▶ Written exercise:
Print the entries below in their entirety, exactly as they are written.

▶ Material:
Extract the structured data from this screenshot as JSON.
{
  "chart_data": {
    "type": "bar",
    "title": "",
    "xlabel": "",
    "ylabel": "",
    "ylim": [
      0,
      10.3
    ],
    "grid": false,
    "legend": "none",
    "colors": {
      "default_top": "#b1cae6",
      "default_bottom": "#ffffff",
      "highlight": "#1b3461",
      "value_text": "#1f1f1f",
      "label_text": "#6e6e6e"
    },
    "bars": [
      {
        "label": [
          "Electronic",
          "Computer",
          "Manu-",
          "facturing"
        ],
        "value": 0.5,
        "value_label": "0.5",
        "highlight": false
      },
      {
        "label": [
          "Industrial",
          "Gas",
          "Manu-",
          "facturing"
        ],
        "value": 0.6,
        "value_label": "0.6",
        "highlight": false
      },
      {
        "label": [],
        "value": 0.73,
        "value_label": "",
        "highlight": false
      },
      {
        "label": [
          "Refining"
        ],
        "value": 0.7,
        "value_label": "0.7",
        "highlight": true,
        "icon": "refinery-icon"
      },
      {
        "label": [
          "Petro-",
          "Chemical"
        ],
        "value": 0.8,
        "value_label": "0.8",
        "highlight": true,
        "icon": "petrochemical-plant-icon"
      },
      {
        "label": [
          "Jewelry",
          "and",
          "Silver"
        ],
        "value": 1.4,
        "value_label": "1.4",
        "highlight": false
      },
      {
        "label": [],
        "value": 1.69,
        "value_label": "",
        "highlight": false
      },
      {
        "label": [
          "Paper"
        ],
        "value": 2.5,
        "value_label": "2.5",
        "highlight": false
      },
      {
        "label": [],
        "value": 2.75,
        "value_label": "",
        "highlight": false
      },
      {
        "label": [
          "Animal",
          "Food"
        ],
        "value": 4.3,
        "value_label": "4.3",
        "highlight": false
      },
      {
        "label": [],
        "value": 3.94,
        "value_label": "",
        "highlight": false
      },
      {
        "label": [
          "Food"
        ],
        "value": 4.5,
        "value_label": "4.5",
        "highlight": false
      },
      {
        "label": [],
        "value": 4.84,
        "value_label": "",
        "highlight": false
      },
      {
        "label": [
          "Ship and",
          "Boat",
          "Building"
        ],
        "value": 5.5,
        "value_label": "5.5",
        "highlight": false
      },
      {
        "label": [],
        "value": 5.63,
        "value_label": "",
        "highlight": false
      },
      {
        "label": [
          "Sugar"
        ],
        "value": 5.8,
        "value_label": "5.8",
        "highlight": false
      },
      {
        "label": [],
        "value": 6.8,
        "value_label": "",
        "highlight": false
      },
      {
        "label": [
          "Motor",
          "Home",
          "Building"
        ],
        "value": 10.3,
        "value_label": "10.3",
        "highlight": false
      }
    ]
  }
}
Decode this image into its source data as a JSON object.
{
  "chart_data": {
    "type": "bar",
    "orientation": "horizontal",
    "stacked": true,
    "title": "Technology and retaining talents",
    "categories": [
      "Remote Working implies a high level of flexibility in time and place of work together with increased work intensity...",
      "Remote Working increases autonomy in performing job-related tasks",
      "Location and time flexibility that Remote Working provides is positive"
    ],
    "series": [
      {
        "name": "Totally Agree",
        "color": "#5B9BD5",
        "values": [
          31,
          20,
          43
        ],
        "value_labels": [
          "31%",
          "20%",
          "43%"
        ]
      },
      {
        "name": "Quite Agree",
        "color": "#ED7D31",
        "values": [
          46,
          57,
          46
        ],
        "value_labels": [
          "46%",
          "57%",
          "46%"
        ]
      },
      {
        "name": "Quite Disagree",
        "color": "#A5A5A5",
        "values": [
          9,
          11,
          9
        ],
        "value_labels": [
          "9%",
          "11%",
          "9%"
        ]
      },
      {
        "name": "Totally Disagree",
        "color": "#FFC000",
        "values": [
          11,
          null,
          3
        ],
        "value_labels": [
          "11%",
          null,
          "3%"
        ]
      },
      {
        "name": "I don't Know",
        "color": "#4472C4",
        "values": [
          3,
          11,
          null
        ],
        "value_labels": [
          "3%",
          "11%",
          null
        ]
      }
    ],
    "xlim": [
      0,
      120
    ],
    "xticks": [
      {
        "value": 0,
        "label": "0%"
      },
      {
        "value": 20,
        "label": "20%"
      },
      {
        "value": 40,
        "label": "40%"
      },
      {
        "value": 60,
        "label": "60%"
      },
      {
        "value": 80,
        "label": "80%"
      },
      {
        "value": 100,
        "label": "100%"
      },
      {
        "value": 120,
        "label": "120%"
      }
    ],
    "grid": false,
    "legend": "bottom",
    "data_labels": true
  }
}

▶ Finished exercise:
Extract the structured data from this screenshot as JSON.
{
  "chart_data": {
    "type": "bar",
    "title": "",
    "xlabel": "",
    "ylabel": "",
    "ylim": [
      0,
      10.3
    ],
    "grid": false,
    "legend": "none",
    "colors": {
      "default_top": "#b1cae6",
      "default_bottom": "#ffffff",
      "highlight": "#1b3461",
      "value_text": "#1f1f1f",
      "label_text": "#6e6e6e"
    },
    "bars": [
      {
        "label": [
          "Electronic",
          "Computer",
          "Manu-",
          "facturing"
        ],
        "value": 0.5,
        "value_label": "0.5",
        "highlight": false
      },
      {
        "label": [
          "Industrial",
          "Gas",
          "Manu-",
          "facturing"
        ],
        "value": 0.6,
        "value_label": "0.6",
        "highlight": false
      },
      {
        "label": [],
        "value": 0.73,
        "value_label": "",
        "highlight": false
      },
      {
        "label": [
          "Refining"
        ],
        "value": 0.7,
        "value_label": "0.7",
        "highlight": true,
        "icon": "refinery-icon"
      },
      {
        "label": [
          "Petro-",
          "Chemical"
        ],
        "value": 0.8,
        "value_label": "0.8",
        "highlight": true,
        "icon": "petrochemical-plant-icon"
      },
      {
        "label": [
          "Jewelry",
          "and",
          "Silver"
        ],
        "value": 1.4,
        "value_label": "1.4",
        "highlight": false
      },
      {
        "label": [],
        "value": 1.69,
        "value_label": "",
        "highlight": false
      },
      {
        "label": [
          "Paper"
        ],
        "value": 2.5,
        "value_label": "2.5",
        "highlight": false
      },
      {
        "label": [],
        "value": 2.75,
        "value_label": "",
        "highlight": false
      },
      {
        "label": [
          "Animal",
          "Food"
        ],
        "value": 4.3,
        "value_label": "4.3",
        "highlight": false
      },
      {
        "label": [],
        "value": 3.94,
        "value_label": "",
        "highlight": false
      },
      {
        "label": [
          "Food"
        ],
        "value": 4.5,
        "value_label": "4.5",
        "highlight": false
      },
      {
        "label": [],
        "value": 4.84,
        "value_label": "",
        "highlight": false
      },
      {
        "label": [
          "Ship and",
          "Boat",
          "Building"
        ],
        "value": 5.5,
        "value_label": "5.5",
        "highlight": false
      },
      {
        "label": [],
        "value": 5.63,
        "value_label": "",
        "highlight": false
      },
      {
        "label": [
          "Sugar"
        ],
        "value": 5.8,
        "value_label": "5.8",
        "highlight": false
      },
      {
        "label": [],
        "value": 6.8,
        "value_label": "",
        "highlight": false
      },
      {
        "label": [
          "Motor",
          "Home",
          "Building"
        ],
        "value": 10.3,
        "value_label": "10.3",
        "highlight": false
      }
    ]
  }
}
Decode this image into its source data as a JSON object.
{
  "chart_data": {
    "type": "bar",
    "orientation": "horizontal",
    "stacked": true,
    "title": "Technology and retaining talents",
    "categories": [
      "Remote Working implies a high level of flexibility in time and place of work together with increased work intensity...",
      "Remote Working increases autonomy in performing job-related tasks",
      "Location and time flexibility that Remote Working provides is positive"
    ],
    "series": [
      {
        "name": "Totally Agree",
        "color": "#5B9BD5",
        "values": [
          31,
          20,
          43
        ],
        "value_labels": [
          "31%",
          "20%",
          "43%"
        ]
      },
      {
        "name": "Quite Agree",
        "color": "#ED7D31",
        "values": [
          46,
          57,
          46
        ],
        "value_labels": [
          "46%",
          "57%",
          "46%"
        ]
      },
      {
        "name": "Quite Disagree",
        "color": "#A5A5A5",
        "values": [
          9,
          11,
          9
        ],
        "value_labels": [
          "9%",
          "11%",
          "9%"
        ]
      },
      {
        "name": "Totally Disagree",
        "color": "#FFC000",
        "values": [
          11,
          null,
          3
        ],
        "value_labels": [
          "11%",
          null,
          "3%"
        ]
      },
      {
        "name": "I don't Know",
        "color": "#4472C4",
        "values": [
          3,
          11,
          null
        ],
        "value_labels": [
          "3%",
          "11%",
          null
        ]
      }
    ],
    "xlim": [
      0,
      120
    ],
    "xticks": [
      {
        "value": 0,
        "label": "0%"
      },
      {
        "value": 20,
        "label": "20%"
      },
      {
        "value": 40,
        "label": "40%"
      },
      {
        "value": 60,
        "label": "60%"
      },
      {
        "value": 80,
        "label": "80%"
      },
      {
        "value": 100,
        "label": "100%"
      },
      {
        "value": 120,
        "label": "120%"
      }
    ],
    "grid": false,
    "legend": "bottom",
    "data_labels": true
  }
}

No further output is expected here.